_What the exercise asks_:
Find all lines in the records that include the word "養生の為利用不可", and copy them out.

_Dataset entries_:
[Start]
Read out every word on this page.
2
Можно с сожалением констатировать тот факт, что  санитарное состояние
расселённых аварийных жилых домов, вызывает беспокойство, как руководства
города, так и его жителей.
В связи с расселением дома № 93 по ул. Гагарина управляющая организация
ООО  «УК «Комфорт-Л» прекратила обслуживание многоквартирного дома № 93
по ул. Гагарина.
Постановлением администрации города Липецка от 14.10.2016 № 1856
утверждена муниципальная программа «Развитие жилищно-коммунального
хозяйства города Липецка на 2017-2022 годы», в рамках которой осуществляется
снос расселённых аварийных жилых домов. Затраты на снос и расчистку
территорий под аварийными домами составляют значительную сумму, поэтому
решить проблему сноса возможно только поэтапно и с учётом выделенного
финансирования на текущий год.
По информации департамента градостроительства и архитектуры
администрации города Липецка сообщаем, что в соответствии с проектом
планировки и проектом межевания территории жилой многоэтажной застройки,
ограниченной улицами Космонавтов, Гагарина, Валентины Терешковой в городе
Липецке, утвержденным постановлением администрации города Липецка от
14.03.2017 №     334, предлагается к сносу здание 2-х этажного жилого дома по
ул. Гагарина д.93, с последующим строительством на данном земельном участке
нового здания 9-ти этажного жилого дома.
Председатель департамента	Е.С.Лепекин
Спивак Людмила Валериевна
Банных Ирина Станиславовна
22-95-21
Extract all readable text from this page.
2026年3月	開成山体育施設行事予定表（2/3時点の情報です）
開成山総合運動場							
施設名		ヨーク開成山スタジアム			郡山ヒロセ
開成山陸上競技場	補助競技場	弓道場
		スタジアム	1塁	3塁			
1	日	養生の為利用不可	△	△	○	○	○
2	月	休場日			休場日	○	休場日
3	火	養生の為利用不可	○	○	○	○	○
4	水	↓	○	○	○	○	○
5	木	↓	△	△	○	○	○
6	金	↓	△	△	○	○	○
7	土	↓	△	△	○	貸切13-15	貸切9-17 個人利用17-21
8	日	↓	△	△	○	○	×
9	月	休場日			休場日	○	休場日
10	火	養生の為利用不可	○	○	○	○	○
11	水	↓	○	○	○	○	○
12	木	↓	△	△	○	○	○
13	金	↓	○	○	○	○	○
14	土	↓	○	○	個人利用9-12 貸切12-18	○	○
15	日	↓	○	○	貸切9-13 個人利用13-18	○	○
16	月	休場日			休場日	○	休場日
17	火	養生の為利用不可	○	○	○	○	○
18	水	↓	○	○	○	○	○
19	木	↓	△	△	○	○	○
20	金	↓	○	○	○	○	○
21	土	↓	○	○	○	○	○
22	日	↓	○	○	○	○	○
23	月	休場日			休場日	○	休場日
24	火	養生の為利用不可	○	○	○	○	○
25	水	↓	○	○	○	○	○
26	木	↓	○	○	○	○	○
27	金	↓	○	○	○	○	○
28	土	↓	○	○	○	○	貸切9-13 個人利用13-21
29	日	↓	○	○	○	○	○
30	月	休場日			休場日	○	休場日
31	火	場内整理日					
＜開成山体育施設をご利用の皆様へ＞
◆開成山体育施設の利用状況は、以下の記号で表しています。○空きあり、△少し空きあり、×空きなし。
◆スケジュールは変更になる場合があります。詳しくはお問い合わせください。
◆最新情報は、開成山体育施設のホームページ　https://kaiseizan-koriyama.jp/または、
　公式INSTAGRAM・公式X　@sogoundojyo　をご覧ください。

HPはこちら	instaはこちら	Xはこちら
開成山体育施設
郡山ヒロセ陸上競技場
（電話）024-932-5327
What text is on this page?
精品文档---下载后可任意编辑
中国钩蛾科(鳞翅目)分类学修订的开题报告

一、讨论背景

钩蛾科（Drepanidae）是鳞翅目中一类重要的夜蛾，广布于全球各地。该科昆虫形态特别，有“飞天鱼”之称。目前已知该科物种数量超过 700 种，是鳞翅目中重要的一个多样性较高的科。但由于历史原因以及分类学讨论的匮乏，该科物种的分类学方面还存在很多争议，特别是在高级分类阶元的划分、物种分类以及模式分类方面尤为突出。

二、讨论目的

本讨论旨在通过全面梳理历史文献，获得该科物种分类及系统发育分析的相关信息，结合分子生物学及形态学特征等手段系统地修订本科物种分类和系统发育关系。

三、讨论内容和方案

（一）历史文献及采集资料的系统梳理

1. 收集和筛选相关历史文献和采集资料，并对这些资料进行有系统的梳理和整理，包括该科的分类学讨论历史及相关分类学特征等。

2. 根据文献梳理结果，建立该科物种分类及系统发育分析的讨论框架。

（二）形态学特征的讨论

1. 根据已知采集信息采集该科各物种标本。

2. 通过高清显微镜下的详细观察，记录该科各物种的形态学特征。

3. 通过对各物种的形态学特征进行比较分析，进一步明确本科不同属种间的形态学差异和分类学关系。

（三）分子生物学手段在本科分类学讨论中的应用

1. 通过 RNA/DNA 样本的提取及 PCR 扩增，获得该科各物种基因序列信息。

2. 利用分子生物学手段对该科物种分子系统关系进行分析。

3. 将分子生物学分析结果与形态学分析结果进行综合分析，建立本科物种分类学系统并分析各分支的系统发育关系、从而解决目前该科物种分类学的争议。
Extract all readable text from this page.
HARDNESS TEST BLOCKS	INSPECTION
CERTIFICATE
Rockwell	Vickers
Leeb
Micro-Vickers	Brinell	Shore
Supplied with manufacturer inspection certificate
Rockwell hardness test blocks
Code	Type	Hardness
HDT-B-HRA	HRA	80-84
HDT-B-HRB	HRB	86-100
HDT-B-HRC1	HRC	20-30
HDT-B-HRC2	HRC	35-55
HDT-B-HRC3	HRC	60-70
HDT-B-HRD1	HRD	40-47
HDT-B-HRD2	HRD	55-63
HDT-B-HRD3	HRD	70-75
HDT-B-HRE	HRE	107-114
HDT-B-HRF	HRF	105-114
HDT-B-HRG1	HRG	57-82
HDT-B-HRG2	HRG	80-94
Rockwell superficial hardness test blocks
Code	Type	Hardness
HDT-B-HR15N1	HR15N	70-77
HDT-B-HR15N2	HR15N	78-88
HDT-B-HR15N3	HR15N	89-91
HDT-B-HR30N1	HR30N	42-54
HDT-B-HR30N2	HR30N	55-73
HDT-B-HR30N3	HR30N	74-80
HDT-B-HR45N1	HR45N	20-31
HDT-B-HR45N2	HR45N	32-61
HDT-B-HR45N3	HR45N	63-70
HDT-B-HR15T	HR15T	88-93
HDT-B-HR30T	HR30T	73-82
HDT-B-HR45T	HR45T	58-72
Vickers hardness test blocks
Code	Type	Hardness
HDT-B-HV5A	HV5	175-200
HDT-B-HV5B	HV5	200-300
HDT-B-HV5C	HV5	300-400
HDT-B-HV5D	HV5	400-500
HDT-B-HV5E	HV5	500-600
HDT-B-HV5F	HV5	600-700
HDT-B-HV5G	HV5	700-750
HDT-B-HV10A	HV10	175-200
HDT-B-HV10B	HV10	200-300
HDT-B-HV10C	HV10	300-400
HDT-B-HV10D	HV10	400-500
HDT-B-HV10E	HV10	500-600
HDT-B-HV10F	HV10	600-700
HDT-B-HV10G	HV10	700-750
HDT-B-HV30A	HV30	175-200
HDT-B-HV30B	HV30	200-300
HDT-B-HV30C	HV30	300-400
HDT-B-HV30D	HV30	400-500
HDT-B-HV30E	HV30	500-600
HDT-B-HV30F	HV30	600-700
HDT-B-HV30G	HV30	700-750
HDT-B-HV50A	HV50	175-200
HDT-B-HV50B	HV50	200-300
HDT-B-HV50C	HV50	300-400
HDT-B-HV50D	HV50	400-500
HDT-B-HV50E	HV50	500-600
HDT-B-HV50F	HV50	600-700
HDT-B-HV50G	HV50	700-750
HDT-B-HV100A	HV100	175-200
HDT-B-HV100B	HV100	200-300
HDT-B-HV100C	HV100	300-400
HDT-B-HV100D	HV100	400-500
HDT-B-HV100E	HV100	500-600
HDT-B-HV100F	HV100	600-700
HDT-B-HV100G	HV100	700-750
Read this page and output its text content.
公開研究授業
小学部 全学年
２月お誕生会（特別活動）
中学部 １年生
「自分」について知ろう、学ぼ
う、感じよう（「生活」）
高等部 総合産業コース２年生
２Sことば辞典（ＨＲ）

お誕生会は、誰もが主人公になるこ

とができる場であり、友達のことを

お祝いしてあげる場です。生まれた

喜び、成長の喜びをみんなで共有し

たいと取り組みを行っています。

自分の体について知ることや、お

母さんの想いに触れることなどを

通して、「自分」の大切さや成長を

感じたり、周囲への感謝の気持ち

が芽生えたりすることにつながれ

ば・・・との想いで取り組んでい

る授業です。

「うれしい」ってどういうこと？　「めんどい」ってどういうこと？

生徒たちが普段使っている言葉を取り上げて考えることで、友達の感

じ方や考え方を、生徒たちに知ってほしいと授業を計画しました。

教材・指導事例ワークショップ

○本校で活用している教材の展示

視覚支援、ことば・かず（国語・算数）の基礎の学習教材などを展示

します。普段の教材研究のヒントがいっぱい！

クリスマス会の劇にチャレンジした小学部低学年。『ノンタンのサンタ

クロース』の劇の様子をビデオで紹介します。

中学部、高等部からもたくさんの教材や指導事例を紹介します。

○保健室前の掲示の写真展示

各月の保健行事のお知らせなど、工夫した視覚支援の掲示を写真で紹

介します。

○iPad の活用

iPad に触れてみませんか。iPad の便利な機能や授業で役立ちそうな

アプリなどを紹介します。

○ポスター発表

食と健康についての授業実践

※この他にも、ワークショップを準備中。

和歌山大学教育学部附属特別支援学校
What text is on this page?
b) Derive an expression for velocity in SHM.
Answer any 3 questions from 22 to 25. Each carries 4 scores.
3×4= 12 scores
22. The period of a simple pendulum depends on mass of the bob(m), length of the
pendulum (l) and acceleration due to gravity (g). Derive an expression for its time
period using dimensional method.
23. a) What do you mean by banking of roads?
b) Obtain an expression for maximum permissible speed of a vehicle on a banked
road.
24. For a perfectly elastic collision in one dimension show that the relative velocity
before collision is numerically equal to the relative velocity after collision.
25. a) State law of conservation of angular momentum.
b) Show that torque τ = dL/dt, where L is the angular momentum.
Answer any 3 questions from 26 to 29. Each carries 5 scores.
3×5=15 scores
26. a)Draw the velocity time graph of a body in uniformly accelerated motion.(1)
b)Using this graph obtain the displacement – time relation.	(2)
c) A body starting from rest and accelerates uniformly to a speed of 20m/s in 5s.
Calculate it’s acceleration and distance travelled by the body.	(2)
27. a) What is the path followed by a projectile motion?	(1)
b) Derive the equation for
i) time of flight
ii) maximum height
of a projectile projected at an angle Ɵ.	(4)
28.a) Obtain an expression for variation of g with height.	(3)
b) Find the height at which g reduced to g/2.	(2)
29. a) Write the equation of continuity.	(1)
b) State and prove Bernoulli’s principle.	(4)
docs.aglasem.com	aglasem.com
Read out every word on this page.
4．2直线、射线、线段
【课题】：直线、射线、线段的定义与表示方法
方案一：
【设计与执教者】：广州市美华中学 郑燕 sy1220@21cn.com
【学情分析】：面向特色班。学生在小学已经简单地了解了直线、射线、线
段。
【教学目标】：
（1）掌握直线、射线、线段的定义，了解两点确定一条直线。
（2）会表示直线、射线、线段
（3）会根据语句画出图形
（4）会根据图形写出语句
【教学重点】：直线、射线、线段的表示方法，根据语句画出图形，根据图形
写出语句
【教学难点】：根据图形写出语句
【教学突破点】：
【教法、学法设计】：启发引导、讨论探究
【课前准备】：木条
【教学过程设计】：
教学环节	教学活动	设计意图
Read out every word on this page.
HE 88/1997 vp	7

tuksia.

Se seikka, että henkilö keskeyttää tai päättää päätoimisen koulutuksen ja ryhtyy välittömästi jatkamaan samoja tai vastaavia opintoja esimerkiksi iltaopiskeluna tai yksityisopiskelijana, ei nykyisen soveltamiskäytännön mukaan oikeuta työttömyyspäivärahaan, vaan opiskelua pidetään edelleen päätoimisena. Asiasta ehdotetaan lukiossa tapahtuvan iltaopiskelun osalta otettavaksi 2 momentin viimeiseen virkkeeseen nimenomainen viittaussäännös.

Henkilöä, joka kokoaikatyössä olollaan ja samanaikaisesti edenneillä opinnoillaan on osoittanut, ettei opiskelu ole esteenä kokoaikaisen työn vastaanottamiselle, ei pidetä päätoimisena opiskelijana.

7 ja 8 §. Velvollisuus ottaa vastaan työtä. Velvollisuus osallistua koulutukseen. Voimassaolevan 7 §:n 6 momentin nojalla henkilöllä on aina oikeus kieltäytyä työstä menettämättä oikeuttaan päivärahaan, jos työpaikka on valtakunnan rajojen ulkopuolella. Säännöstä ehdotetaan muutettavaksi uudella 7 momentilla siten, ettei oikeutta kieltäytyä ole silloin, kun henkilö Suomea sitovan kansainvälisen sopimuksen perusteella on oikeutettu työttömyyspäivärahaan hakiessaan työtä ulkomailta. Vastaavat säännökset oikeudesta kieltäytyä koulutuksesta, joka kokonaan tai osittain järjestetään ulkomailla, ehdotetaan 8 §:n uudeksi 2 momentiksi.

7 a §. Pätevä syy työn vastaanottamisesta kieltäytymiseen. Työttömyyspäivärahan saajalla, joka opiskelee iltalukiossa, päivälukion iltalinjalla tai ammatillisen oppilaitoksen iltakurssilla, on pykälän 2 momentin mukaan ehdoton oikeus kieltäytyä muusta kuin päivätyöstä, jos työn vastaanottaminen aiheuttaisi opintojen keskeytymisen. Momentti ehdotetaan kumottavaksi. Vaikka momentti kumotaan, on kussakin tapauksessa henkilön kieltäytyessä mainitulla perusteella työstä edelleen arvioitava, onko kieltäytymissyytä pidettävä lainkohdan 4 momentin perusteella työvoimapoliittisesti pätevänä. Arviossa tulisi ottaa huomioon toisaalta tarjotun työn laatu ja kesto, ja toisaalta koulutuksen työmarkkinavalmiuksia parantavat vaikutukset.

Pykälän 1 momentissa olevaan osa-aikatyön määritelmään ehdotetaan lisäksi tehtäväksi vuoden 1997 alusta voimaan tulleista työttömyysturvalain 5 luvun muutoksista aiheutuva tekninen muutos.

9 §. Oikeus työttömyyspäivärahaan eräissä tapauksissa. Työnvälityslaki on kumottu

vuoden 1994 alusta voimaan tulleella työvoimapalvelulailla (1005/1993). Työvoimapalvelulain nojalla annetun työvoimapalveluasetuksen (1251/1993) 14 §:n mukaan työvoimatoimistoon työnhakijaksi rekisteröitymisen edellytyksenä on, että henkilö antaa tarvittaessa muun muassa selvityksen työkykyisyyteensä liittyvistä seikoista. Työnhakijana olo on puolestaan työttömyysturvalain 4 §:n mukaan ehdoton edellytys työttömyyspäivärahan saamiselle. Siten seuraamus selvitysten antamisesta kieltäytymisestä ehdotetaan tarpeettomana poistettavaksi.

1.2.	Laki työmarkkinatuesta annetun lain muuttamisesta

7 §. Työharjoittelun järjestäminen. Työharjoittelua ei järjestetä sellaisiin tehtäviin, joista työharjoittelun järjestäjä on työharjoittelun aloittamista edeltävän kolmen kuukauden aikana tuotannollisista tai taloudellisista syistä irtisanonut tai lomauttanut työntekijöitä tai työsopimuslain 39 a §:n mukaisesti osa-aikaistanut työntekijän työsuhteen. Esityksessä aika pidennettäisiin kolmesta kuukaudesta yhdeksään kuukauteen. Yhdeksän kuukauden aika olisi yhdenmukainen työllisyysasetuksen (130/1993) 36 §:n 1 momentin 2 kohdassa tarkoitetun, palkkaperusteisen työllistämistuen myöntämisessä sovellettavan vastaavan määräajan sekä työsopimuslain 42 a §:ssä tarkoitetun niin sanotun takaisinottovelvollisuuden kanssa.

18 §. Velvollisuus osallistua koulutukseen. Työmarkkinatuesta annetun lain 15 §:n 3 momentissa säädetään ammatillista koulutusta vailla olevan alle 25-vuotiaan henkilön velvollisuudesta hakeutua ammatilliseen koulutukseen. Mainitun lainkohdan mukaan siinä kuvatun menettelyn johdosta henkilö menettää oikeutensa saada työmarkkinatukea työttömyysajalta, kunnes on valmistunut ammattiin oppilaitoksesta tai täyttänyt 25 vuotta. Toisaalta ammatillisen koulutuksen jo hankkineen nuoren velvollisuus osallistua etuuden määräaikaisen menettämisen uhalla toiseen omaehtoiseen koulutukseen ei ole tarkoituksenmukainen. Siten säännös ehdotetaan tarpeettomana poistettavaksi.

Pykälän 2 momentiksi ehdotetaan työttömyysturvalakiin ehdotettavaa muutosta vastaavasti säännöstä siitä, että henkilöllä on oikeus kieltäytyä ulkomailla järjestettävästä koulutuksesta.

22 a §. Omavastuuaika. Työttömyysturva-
[End]
_Right answer_:
1	日	養生の為利用不可	△	△	○	○	○
3	火	養生の為利用不可	○	○	○	○	○
10	火	養生の為利用不可	○	○	○	○	○
17	火	養生の為利用不可	○	○	○	○	○
24	火	養生の為利用不可	○	○	○	○	○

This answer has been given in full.